Fashion

Stella McCartney on transforming LVMH from within


Stella McCartney pledged Monday to try to
change the world’s biggest luxury fashion group from within after LVMH took
a
stake in her label, one of the most sustainable in the world.

The British designer made a spirited defence of her decision to become
“personal sustainability adviser” to LVMH owner Bernard Arnault, who
regularly
swaps places with Amazon boss Jeff Bezos at the top of the list of the
world’s
richest men.

“My mum (the late animal rights activist Linda McCartney) used to say
infiltrate from within,” McCartney told AFP hours before her Paris fashion
week show, which featured lots of vegan leather and a menagerie of
furry-costumed animals who skins are used in fashion.

And she batted away fears that Arnault was using her for window dressing
after he dismissed teenage Swedish activist Greta Thunberg as not “offering
anything other than criticism”.

“Call me stupid. I hope I am right,” McCartney said, after inviting
Christiana Figueres, the former UN climate chief who was engineered the
Paris
agreement, to meet a group of fashion movers and shakers on the eve of her
show.

“I choose to believe that I can make change, that I can show them a great
example of a different way of doing business,” McCartney said.

‘I won’t let it go’

“If my business is healthy — which I need it to be to shout to them
that
this can be the future of fashion — then I believe they are not going to
sit
back and ignore me,” she added.

LVMH “saw the quality of products I was making and they compared it to
the
quality being made by all the other brands that are killing millions of
animals and the environment, and they said, ‘Hey this looks the same,'”
McCartney said.

But the designer — the daughter of Beatle Paul McCartney — did not
defend
LVHM’s decision not to sign the “Fashion Pact” on fighting climate change at
the G7 summit in France last year, which was championed by its main rival,
Kering.

LVMH, whose huge stable of labels includes Dior, Louis Vuitton and
Givenchy, is seen as lagging behind Kering, which owned half of McCartney’s
brand until she bought them out last year.
“I think it sends out a huge positive message that Mr Arnault has
invested
in a house that is this sustainable and has this kind of conversation the
night before its show.

> Tasks and exercises:
1. Reproduce the part of the article on Stella McCartney and LVMH between "But the designer" and "before its show.", inclusive.
2. From the first block of records, write out the lines between the line holding "What elements are" and the line holding "chart-title: DEL COLEGIO", inclusive.
The records have no connection to the article on Stella McCartney and LVMH.

> Stored data:
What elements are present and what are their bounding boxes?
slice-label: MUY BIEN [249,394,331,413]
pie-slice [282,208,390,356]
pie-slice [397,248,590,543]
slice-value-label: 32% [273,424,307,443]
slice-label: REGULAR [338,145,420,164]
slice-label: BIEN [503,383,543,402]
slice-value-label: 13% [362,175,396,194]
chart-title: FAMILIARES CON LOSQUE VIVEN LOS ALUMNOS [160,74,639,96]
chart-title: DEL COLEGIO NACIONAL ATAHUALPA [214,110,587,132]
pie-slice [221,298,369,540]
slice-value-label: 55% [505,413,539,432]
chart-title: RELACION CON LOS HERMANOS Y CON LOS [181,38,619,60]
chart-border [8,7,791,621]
---
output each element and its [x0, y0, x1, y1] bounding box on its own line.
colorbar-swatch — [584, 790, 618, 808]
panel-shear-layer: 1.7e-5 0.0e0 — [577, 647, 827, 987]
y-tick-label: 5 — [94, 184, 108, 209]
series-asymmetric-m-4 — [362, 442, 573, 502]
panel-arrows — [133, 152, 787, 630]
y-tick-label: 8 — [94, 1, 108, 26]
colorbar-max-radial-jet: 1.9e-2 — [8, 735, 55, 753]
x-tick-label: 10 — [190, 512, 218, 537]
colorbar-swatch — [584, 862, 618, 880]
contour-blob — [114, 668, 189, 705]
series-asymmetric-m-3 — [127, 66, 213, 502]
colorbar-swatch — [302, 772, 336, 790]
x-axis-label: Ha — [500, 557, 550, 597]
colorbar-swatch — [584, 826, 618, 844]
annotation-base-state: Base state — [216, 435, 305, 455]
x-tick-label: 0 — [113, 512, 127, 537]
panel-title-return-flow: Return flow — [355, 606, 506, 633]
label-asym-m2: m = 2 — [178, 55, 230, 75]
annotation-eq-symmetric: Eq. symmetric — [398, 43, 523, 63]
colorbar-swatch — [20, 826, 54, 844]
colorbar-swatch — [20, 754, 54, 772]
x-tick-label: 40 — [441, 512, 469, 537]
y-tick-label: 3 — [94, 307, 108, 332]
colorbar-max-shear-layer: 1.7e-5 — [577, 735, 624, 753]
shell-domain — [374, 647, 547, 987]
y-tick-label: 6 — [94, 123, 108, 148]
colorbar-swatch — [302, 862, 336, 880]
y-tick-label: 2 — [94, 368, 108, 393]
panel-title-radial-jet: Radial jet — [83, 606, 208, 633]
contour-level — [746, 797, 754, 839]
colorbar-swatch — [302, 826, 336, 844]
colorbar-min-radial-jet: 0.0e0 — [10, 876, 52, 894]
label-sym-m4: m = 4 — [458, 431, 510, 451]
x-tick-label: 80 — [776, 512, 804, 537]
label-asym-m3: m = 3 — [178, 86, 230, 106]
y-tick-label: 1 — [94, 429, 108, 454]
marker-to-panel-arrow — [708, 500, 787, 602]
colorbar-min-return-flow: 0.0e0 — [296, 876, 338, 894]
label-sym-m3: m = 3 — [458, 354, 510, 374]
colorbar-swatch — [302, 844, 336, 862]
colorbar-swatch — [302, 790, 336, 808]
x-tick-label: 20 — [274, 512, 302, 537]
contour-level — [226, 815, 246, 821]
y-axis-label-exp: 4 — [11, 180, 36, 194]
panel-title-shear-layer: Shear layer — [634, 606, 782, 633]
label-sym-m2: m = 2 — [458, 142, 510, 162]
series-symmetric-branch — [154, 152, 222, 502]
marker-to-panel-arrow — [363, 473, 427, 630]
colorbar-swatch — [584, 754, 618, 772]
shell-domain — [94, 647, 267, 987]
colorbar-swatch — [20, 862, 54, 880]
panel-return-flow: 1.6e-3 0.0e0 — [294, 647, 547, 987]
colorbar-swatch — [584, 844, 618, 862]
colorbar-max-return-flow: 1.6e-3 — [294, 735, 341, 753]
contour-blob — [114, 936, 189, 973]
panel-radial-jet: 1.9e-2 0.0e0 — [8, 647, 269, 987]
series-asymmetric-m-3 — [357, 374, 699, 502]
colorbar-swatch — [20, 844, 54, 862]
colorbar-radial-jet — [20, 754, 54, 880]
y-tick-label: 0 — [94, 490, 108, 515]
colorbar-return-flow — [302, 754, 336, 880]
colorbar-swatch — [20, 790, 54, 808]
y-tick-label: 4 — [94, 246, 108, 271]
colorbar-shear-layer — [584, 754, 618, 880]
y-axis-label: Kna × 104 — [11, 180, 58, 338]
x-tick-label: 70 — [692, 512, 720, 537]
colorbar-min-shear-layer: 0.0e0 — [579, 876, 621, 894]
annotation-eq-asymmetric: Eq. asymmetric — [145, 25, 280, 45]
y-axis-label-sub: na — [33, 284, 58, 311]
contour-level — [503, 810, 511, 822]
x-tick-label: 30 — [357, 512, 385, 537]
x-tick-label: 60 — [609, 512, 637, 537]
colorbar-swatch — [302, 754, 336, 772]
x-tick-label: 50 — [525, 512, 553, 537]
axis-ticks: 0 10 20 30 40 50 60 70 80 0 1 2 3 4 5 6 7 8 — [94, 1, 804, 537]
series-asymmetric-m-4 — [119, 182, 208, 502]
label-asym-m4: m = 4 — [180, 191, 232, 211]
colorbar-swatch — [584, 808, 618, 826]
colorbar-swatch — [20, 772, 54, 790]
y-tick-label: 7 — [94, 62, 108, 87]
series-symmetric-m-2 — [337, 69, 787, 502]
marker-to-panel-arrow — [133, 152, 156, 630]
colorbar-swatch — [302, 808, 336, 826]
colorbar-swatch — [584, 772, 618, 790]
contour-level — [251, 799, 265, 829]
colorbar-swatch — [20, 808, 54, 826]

> The responses:
1.
But the designer — the daughter of Beatle Paul McCartney — did not
defend
LVHM’s decision not to sign the “Fashion Pact” on fighting climate change at
the G7 summit in France last year, which was championed by its main rival,
Kering.

LVMH, whose huge stable of labels includes Dior, Louis Vuitton and
Givenchy, is seen as lagging behind Kering, which owned half of McCartney’s
brand until she bought them out last year.
“I think it sends out a huge positive message that Mr Arnault has
invested
in a house that is this sustainable and has this kind of conversation the
night before its show.

2.
What elements are present and what are their bounding boxes?
slice-label: MUY BIEN [249,394,331,413]
pie-slice [282,208,390,356]
pie-slice [397,248,590,543]
slice-value-label: 32% [273,424,307,443]
slice-label: REGULAR [338,145,420,164]
slice-label: BIEN [503,383,543,402]
slice-value-label: 13% [362,175,396,194]
chart-title: FAMILIARES CON LOSQUE VIVEN LOS ALUMNOS [160,74,639,96]
chart-title: DEL COLEGIO NACIONAL ATAHUALPA [214,110,587,132]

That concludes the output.